━━━ Information supplied ━━━

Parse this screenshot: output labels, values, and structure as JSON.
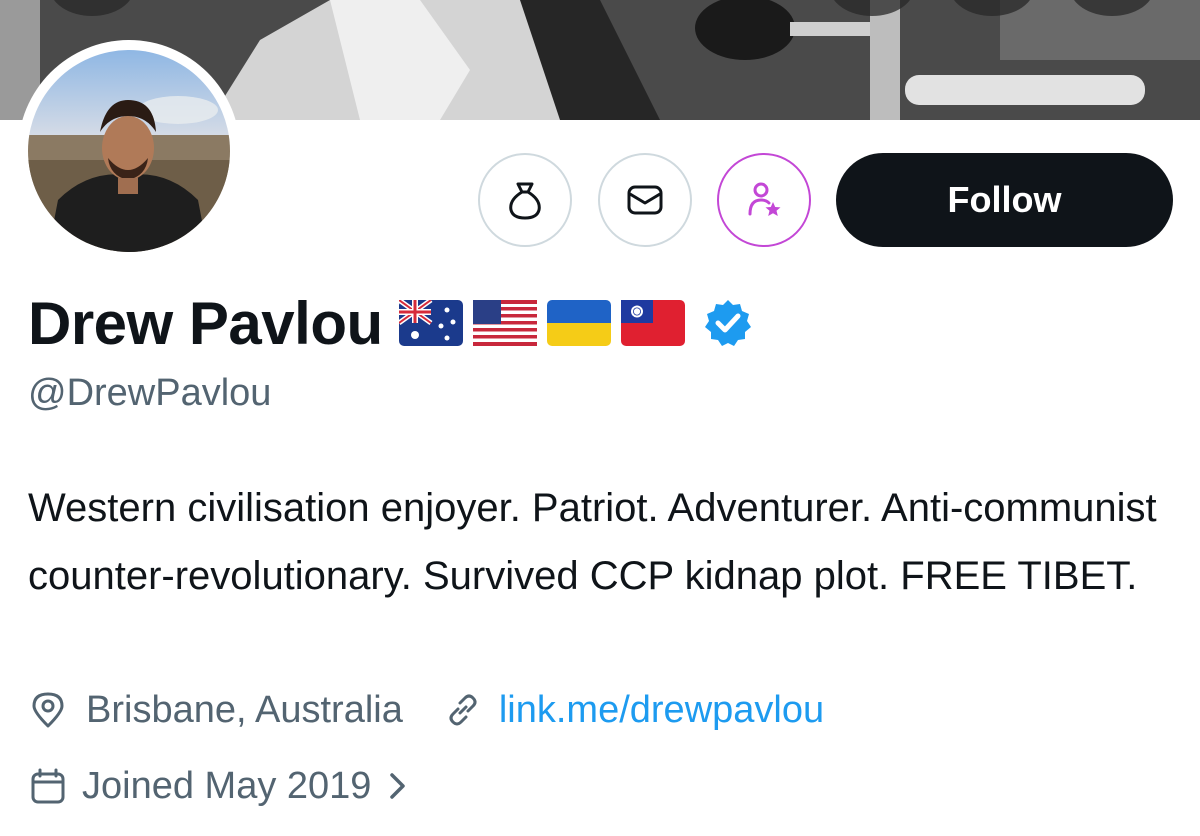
{
  "profile": {
    "display_name": "Drew Pavlou",
    "handle": "@DrewPavlou",
    "bio": "Western civilisation enjoyer. Patriot. Adventurer. Anti-communist counter-revolutionary. Survived CCP kidnap plot. FREE TIBET.",
    "flags": [
      "flag-australia-icon",
      "flag-usa-icon",
      "flag-ukraine-icon",
      "flag-taiwan-icon"
    ],
    "verified_badge": "verified-badge-icon",
    "location": "Brisbane, Australia",
    "website": "link.me/drewpavlou",
    "joined": "Joined May 2019"
  },
  "actions": {
    "tip_icon": "money-bag-icon",
    "message_icon": "envelope-icon",
    "subscribe_icon": "person-star-icon",
    "follow_label": "Follow"
  },
  "icons": {
    "location": "map-pin-icon",
    "website": "link-icon",
    "joined": "calendar-icon",
    "joined_chevron": "chevron-right-icon"
  },
  "colors": {
    "text": "#0f1419",
    "secondary": "#536471",
    "link": "#1d9bf0",
    "verified": "#1d9bf0",
    "subscribe_accent": "#c347d6",
    "follow_bg": "#0f1419"
  }
}
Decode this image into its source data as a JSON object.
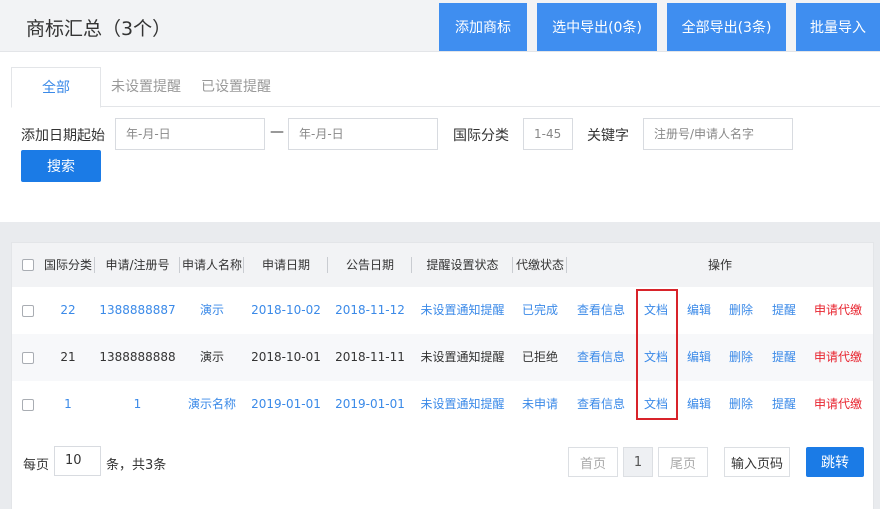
{
  "header": {
    "title": "商标汇总（3个）",
    "buttons": [
      "添加商标",
      "选中导出(0条)",
      "全部导出(3条)",
      "批量导入"
    ]
  },
  "tabs": [
    "全部",
    "未设置提醒",
    "已设置提醒"
  ],
  "filters": {
    "date_label": "添加日期起始",
    "date_from_placeholder": "年-月-日",
    "dash": "—",
    "date_to_placeholder": "年-月-日",
    "class_label": "国际分类",
    "class_placeholder": "1-45",
    "keyword_label": "关键字",
    "keyword_placeholder": "注册号/申请人名字",
    "search_label": "搜索"
  },
  "table": {
    "headers": [
      "国际分类",
      "申请/注册号",
      "申请人名称",
      "申请日期",
      "公告日期",
      "提醒设置状态",
      "代缴状态",
      "操作"
    ],
    "rows": [
      {
        "cls": "22",
        "no": "1388888887",
        "name": "演示",
        "apply": "2018-10-02",
        "pub": "2018-11-12",
        "remind": "未设置通知提醒",
        "pay": "已完成",
        "view": "查看信息",
        "doc": "文档",
        "edit": "编辑",
        "del": "删除",
        "alert": "提醒",
        "proxy": "申请代缴"
      },
      {
        "cls": "21",
        "no": "1388888888",
        "name": "演示",
        "apply": "2018-10-01",
        "pub": "2018-11-11",
        "remind": "未设置通知提醒",
        "pay": "已拒绝",
        "view": "查看信息",
        "doc": "文档",
        "edit": "编辑",
        "del": "删除",
        "alert": "提醒",
        "proxy": "申请代缴"
      },
      {
        "cls": "1",
        "no": "1",
        "name": "演示名称",
        "apply": "2019-01-01",
        "pub": "2019-01-01",
        "remind": "未设置通知提醒",
        "pay": "未申请",
        "view": "查看信息",
        "doc": "文档",
        "edit": "编辑",
        "del": "删除",
        "alert": "提醒",
        "proxy": "申请代缴"
      }
    ]
  },
  "pagination": {
    "per_page_label": "每页",
    "per_page_value": "10",
    "total_label": "条，共3条",
    "first_label": "首页",
    "current_page": "1",
    "last_label": "尾页",
    "goto_placeholder": "输入页码",
    "jump_label": "跳转"
  },
  "colors": {
    "primary": "#3f8ef0",
    "link": "#3b8ae8",
    "danger": "#e8242f",
    "highlight_box": "#d8232a"
  }
}
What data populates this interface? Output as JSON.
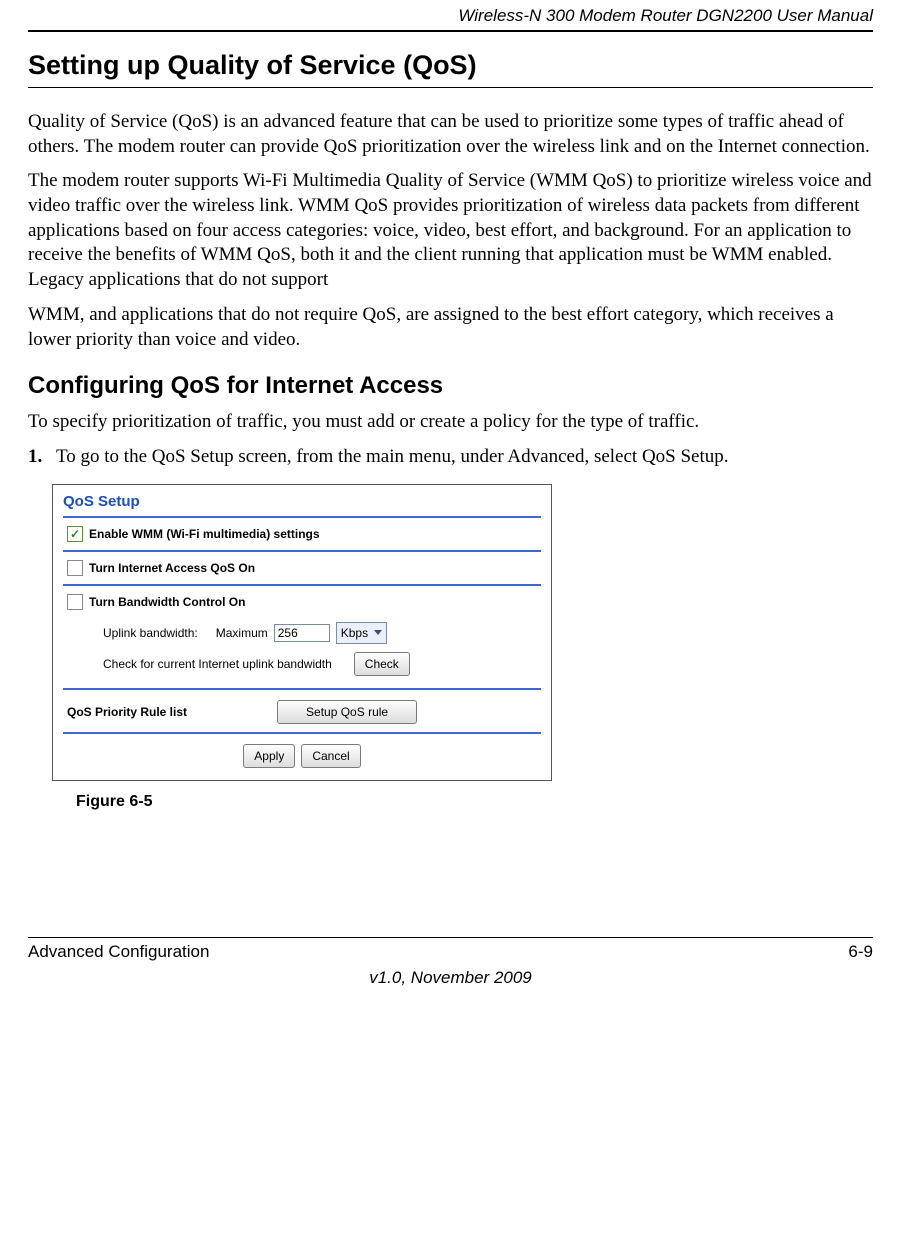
{
  "header": {
    "doc_title": "Wireless-N 300 Modem Router DGN2200 User Manual"
  },
  "h1": "Setting up Quality of Service (QoS)",
  "p1": "Quality of Service (QoS) is an advanced feature that can be used to prioritize some types of traffic ahead of others. The modem router can provide QoS prioritization over the wireless link and on the Internet connection.",
  "p2": "The modem router supports Wi-Fi Multimedia Quality of Service (WMM QoS) to prioritize wireless voice and video traffic over the wireless link. WMM QoS provides prioritization of wireless data packets from different applications based on four access categories: voice, video, best effort, and background. For an application to receive the benefits of WMM QoS, both it and the client running that application must be WMM enabled. Legacy applications that do not support",
  "p3": "WMM, and applications that do not require QoS, are assigned to the best effort category, which receives a lower priority than voice and video.",
  "h2": "Configuring QoS for Internet Access",
  "p4": "To specify prioritization of traffic, you must add or create a policy for the type of traffic.",
  "step1_num": "1.",
  "step1_text": "To go to the QoS Setup screen, from the main menu, under Advanced, select QoS Setup.",
  "screenshot": {
    "title": "QoS Setup",
    "wmm_label": "Enable WMM (Wi-Fi multimedia) settings",
    "internet_label": "Turn Internet Access QoS On",
    "bw_label": "Turn Bandwidth Control On",
    "uplink_label": "Uplink bandwidth:",
    "uplink_max": "Maximum",
    "uplink_value": "256",
    "uplink_unit": "Kbps",
    "check_label": "Check for current Internet uplink bandwidth",
    "check_btn": "Check",
    "prio_label": "QoS Priority Rule list",
    "setup_btn": "Setup QoS rule",
    "apply_btn": "Apply",
    "cancel_btn": "Cancel"
  },
  "figure_caption": "Figure 6-5",
  "footer": {
    "left": "Advanced Configuration",
    "right": "6-9",
    "version": "v1.0, November 2009"
  }
}
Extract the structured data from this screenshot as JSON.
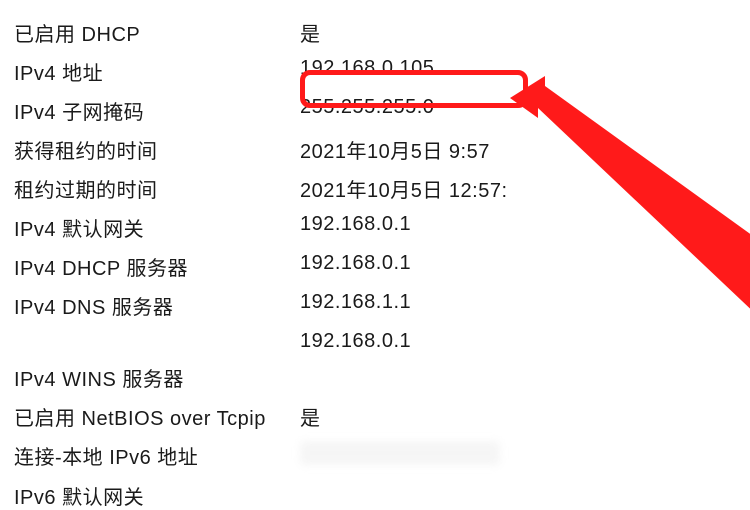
{
  "properties": [
    {
      "label": "已启用 DHCP",
      "value": "是"
    },
    {
      "label": "IPv4 地址",
      "value": "192.168.0.105"
    },
    {
      "label": "IPv4 子网掩码",
      "value": "255.255.255.0"
    },
    {
      "label": "获得租约的时间",
      "value": "2021年10月5日 9:57"
    },
    {
      "label": "租约过期的时间",
      "value": "2021年10月5日 12:57:"
    },
    {
      "label": "IPv4 默认网关",
      "value": "192.168.0.1"
    },
    {
      "label": "IPv4 DHCP 服务器",
      "value": "192.168.0.1"
    },
    {
      "label": "IPv4 DNS 服务器",
      "value": "192.168.1.1"
    },
    {
      "label": "",
      "value": "192.168.0.1"
    },
    {
      "label": "IPv4 WINS 服务器",
      "value": ""
    },
    {
      "label": "已启用 NetBIOS over Tcpip",
      "value": "是"
    },
    {
      "label": "连接-本地 IPv6 地址",
      "value": ""
    },
    {
      "label": "IPv6 默认网关",
      "value": ""
    }
  ],
  "annotations": {
    "highlight_color": "#ff1a1a"
  }
}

━━━

Short exercise:
Transcribe every entry word for word, but skip the pictures.

Exercise result:
Parse this screenshot: output labels, values, and structure as JSON.
{
  "profile": {
    "display_name": "Drew Pavlou",
    "handle": "@DrewPavlou",
    "bio": "Western civilisation enjoyer. Patriot. Adventurer. Anti-communist counter-revolutionary. Survived CCP kidnap plot. FREE TIBET.",
    "flags": [
      "flag-australia-icon",
      "flag-usa-icon",
      "flag-ukraine-icon",
      "flag-taiwan-icon"
    ],
    "verified_badge": "verified-badge-icon",
    "location": "Brisbane, Australia",
    "website": "link.me/drewpavlou",
    "joined": "Joined May 2019"
  },
  "actions": {
    "tip_icon": "money-bag-icon",
    "message_icon": "envelope-icon",
    "subscribe_icon": "person-star-icon",
    "follow_label": "Follow"
  },
  "icons": {
    "location": "map-pin-icon",
    "website": "link-icon",
    "joined": "calendar-icon",
    "joined_chevron": "chevron-right-icon"
  },
  "colors": {
    "text": "#0f1419",
    "secondary": "#536471",
    "link": "#1d9bf0",
    "verified": "#1d9bf0",
    "subscribe_accent": "#c347d6",
    "follow_bg": "#0f1419"
  }
}
Decode this image into its source data as a JSON object.
{
  "header": {
    "title": "商标汇总（3个）",
    "buttons": [
      "添加商标",
      "选中导出(0条)",
      "全部导出(3条)",
      "批量导入"
    ]
  },
  "tabs": [
    "全部",
    "未设置提醒",
    "已设置提醒"
  ],
  "filters": {
    "date_label": "添加日期起始",
    "date_from_placeholder": "年-月-日",
    "dash": "—",
    "date_to_placeholder": "年-月-日",
    "class_label": "国际分类",
    "class_placeholder": "1-45",
    "keyword_label": "关键字",
    "keyword_placeholder": "注册号/申请人名字",
    "search_label": "搜索"
  },
  "table": {
    "headers": [
      "国际分类",
      "申请/注册号",
      "申请人名称",
      "申请日期",
      "公告日期",
      "提醒设置状态",
      "代缴状态",
      "操作"
    ],
    "rows": [
      {
        "cls": "22",
        "no": "1388888887",
        "name": "演示",
        "apply": "2018-10-02",
        "pub": "2018-11-12",
        "remind": "未设置通知提醒",
        "pay": "已完成",
        "view": "查看信息",
        "doc": "文档",
        "edit": "编辑",
        "del": "删除",
        "alert": "提醒",
        "proxy": "申请代缴"
      },
      {
        "cls": "21",
        "no": "1388888888",
        "name": "演示",
        "apply": "2018-10-01",
        "pub": "2018-11-11",
        "remind": "未设置通知提醒",
        "pay": "已拒绝",
        "view": "查看信息",
        "doc": "文档",
        "edit": "编辑",
        "del": "删除",
        "alert": "提醒",
        "proxy": "申请代缴"
      },
      {
        "cls": "1",
        "no": "1",
        "name": "演示名称",
        "apply": "2019-01-01",
        "pub": "2019-01-01",
        "remind": "未设置通知提醒",
        "pay": "未申请",
        "view": "查看信息",
        "doc": "文档",
        "edit": "编辑",
        "del": "删除",
        "alert": "提醒",
        "proxy": "申请代缴"
      }
    ]
  },
  "pagination": {
    "per_page_label": "每页",
    "per_page_value": "10",
    "total_label": "条，共3条",
    "first_label": "首页",
    "current_page": "1",
    "last_label": "尾页",
    "goto_placeholder": "输入页码",
    "jump_label": "跳转"
  },
  "colors": {
    "primary": "#3f8ef0",
    "link": "#3b8ae8",
    "danger": "#e8242f",
    "highlight_box": "#d8232a"
  }
}
What data populates this interface? Output as JSON.
{
  "header": {
    "doc_title": "Wireless-N 300 Modem Router DGN2200 User Manual"
  },
  "h1": "Setting up Quality of Service (QoS)",
  "p1": "Quality of Service (QoS) is an advanced feature that can be used to prioritize some types of traffic ahead of others. The modem router can provide QoS prioritization over the wireless link and on the Internet connection.",
  "p2": "The modem router supports Wi-Fi Multimedia Quality of Service (WMM QoS) to prioritize wireless voice and video traffic over the wireless link. WMM QoS provides prioritization of wireless data packets from different applications based on four access categories: voice, video, best effort, and background. For an application to receive the benefits of WMM QoS, both it and the client running that application must be WMM enabled. Legacy applications that do not support",
  "p3": "WMM, and applications that do not require QoS, are assigned to the best effort category, which receives a lower priority than voice and video.",
  "h2": "Configuring QoS for Internet Access",
  "p4": "To specify prioritization of traffic, you must add or create a policy for the type of traffic.",
  "step1_num": "1.",
  "step1_text": "To go to the QoS Setup screen, from the main menu, under Advanced, select QoS Setup.",
  "screenshot": {
    "title": "QoS Setup",
    "wmm_label": "Enable WMM (Wi-Fi multimedia) settings",
    "internet_label": "Turn Internet Access QoS On",
    "bw_label": "Turn Bandwidth Control On",
    "uplink_label": "Uplink bandwidth:",
    "uplink_max": "Maximum",
    "uplink_value": "256",
    "uplink_unit": "Kbps",
    "check_label": "Check for current Internet uplink bandwidth",
    "check_btn": "Check",
    "prio_label": "QoS Priority Rule list",
    "setup_btn": "Setup QoS rule",
    "apply_btn": "Apply",
    "cancel_btn": "Cancel"
  },
  "figure_caption": "Figure 6-5",
  "footer": {
    "left": "Advanced Configuration",
    "right": "6-9",
    "version": "v1.0, November 2009"
  }
}
Extract the structured data from this screenshot as JSON.
{
  "properties": [
    {
      "label": "已启用 DHCP",
      "value": "是"
    },
    {
      "label": "IPv4 地址",
      "value": "192.168.0.105"
    },
    {
      "label": "IPv4 子网掩码",
      "value": "255.255.255.0"
    },
    {
      "label": "获得租约的时间",
      "value": "2021年10月5日 9:57"
    },
    {
      "label": "租约过期的时间",
      "value": "2021年10月5日 12:57:"
    },
    {
      "label": "IPv4 默认网关",
      "value": "192.168.0.1"
    },
    {
      "label": "IPv4 DHCP 服务器",
      "value": "192.168.0.1"
    },
    {
      "label": "IPv4 DNS 服务器",
      "value": "192.168.1.1"
    },
    {
      "label": "",
      "value": "192.168.0.1"
    },
    {
      "label": "IPv4 WINS 服务器",
      "value": ""
    },
    {
      "label": "已启用 NetBIOS over Tcpip",
      "value": "是"
    },
    {
      "label": "连接-本地 IPv6 地址",
      "value": ""
    },
    {
      "label": "IPv6 默认网关",
      "value": ""
    }
  ],
  "annotations": {
    "highlight_color": "#ff1a1a"
  }
}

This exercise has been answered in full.